▼▼▼

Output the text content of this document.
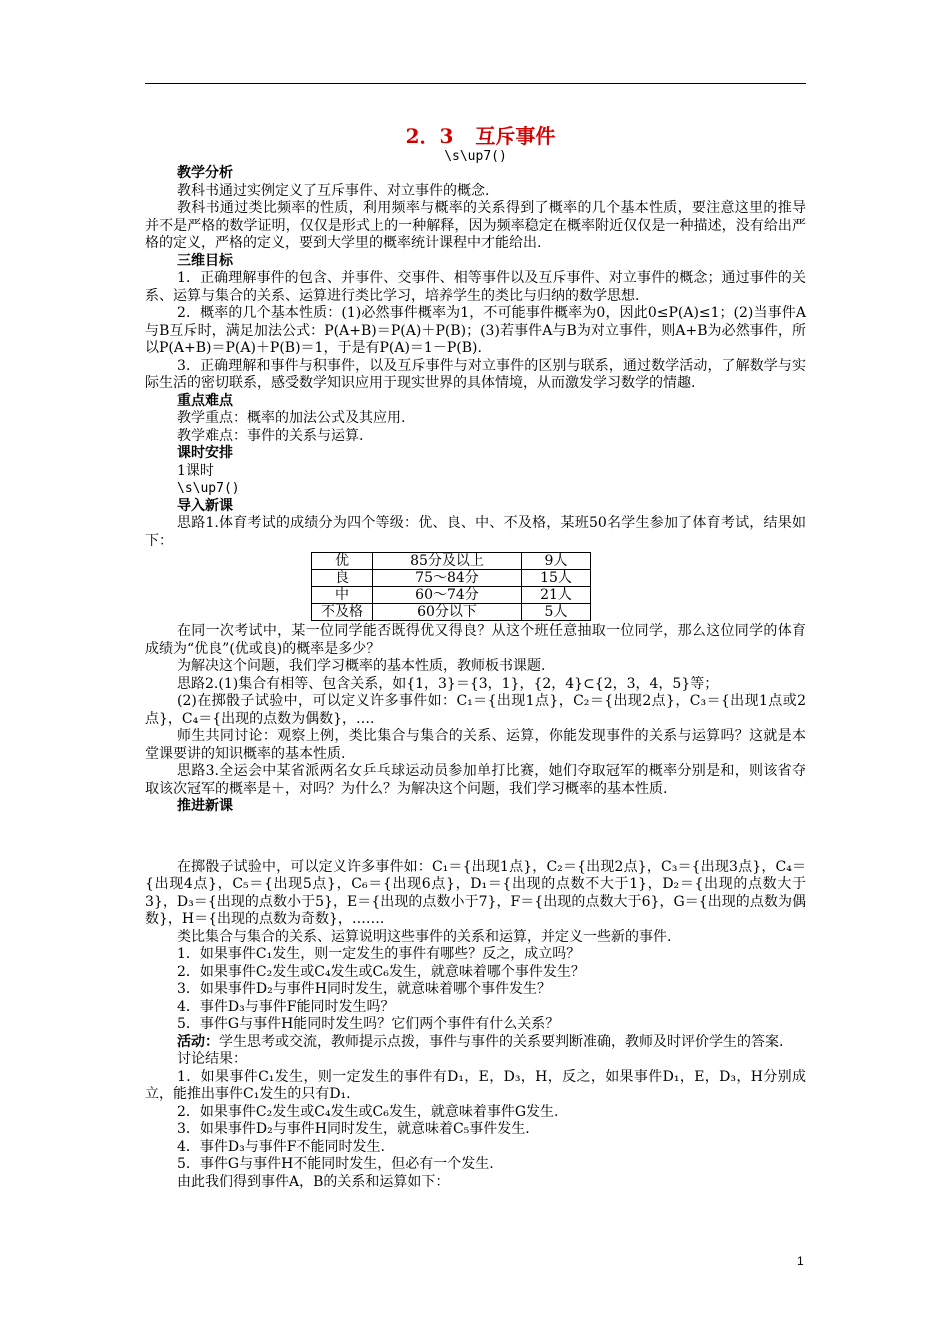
2．3 互斥事件
\s\up7()
教学分析
教科书通过实例定义了互斥事件、对立事件的概念.
教科书通过类比频率的性质，利用频率与概率的关系得到了概率的几个基本性质，要注意这里的推导并不是严格的数学证明，仅仅是形式上的一种解释，因为频率稳定在概率附近仅仅是一种描述，没有给出严格的定义，严格的定义，要到大学里的概率统计课程中才能给出.
三维目标
1．正确理解事件的包含、并事件、交事件、相等事件以及互斥事件、对立事件的概念；通过事件的关系、运算与集合的关系、运算进行类比学习，培养学生的类比与归纳的数学思想.
2．概率的几个基本性质：(1)必然事件概率为1，不可能事件概率为0，因此0≤P(A)≤1；(2)当事件A与B互斥时，满足加法公式：P(A+B)＝P(A)＋P(B)；(3)若事件A与B为对立事件，则A+B为必然事件，所以P(A+B)＝P(A)＋P(B)＝1，于是有P(A)＝1－P(B).
3．正确理解和事件与积事件，以及互斥事件与对立事件的区别与联系，通过数学活动，了解数学与实际生活的密切联系，感受数学知识应用于现实世界的具体情境，从而激发学习数学的情趣.
重点难点
教学重点：概率的加法公式及其应用.
教学难点：事件的关系与运算.
课时安排
1课时
\s\up7()
导入新课
思路1.体育考试的成绩分为四个等级：优、良、中、不及格，某班50名学生参加了体育考试，结果如下：
优	85分及以上	9人
良	75～84分	15人
中	60～74分	21人
不及格	60分以下	5人
在同一次考试中，某一位同学能否既得优又得良？从这个班任意抽取一位同学，那么这位同学的体育成绩为“优良”(优或良)的概率是多少？
为解决这个问题，我们学习概率的基本性质，教师板书课题.
思路2.(1)集合有相等、包含关系，如{1，3}＝{3，1}，{2，4}⊂{2，3，4，5}等；
(2)在掷骰子试验中，可以定义许多事件如：C₁＝{出现1点}，C₂＝{出现2点}，C₃＝{出现1点或2点}，C₄＝{出现的点数为偶数}，….
师生共同讨论：观察上例，类比集合与集合的关系、运算，你能发现事件的关系与运算吗？这就是本堂课要讲的知识概率的基本性质.
思路3.全运会中某省派两名女乒乓球运动员参加单打比赛，她们夺取冠军的概率分别是和，则该省夺取该次冠军的概率是＋，对吗？为什么？为解决这个问题，我们学习概率的基本性质.
推进新课
在掷骰子试验中，可以定义许多事件如：C₁＝{出现1点}，C₂＝{出现2点}，C₃＝{出现3点}，C₄＝{出现4点}，C₅＝{出现5点}，C₆＝{出现6点}，D₁＝{出现的点数不大于1}，D₂＝{出现的点数大于3}，D₃＝{出现的点数小于5}，E＝{出现的点数小于7}，F＝{出现的点数大于6}，G＝{出现的点数为偶数}，H＝{出现的点数为奇数}，…….
类比集合与集合的关系、运算说明这些事件的关系和运算，并定义一些新的事件.
1．如果事件C₁发生，则一定发生的事件有哪些？反之，成立吗？
2．如果事件C₂发生或C₄发生或C₆发生，就意味着哪个事件发生？
3．如果事件D₂与事件H同时发生，就意味着哪个事件发生？
4．事件D₃与事件F能同时发生吗？
5．事件G与事件H能同时发生吗？它们两个事件有什么关系？
活动：学生思考或交流，教师提示点拨，事件与事件的关系要判断准确，教师及时评价学生的答案.
讨论结果：
1．如果事件C₁发生，则一定发生的事件有D₁，E，D₃，H，反之，如果事件D₁，E，D₃，H分别成立，能推出事件C₁发生的只有D₁.
2．如果事件C₂发生或C₄发生或C₆发生，就意味着事件G发生.
3．如果事件D₂与事件H同时发生，就意味着C₅事件发生.
4．事件D₃与事件F不能同时发生.
5．事件G与事件H不能同时发生，但必有一个发生.
由此我们得到事件A，B的关系和运算如下：
1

▲▲▲

§ **Written request**
Select the lines that carry the string "我们学习概率的基本性质" and copy them.

§ **Full answer**
为解决这个问题，我们学习概率的基本性质，教师板书课题.
思路3.全运会中某省派两名女乒乓球运动员参加单打比赛，她们夺取冠军的概率分别是和，则该省夺取该次冠军的概率是＋，对吗？为什么？为解决这个问题，我们学习概率的基本性质.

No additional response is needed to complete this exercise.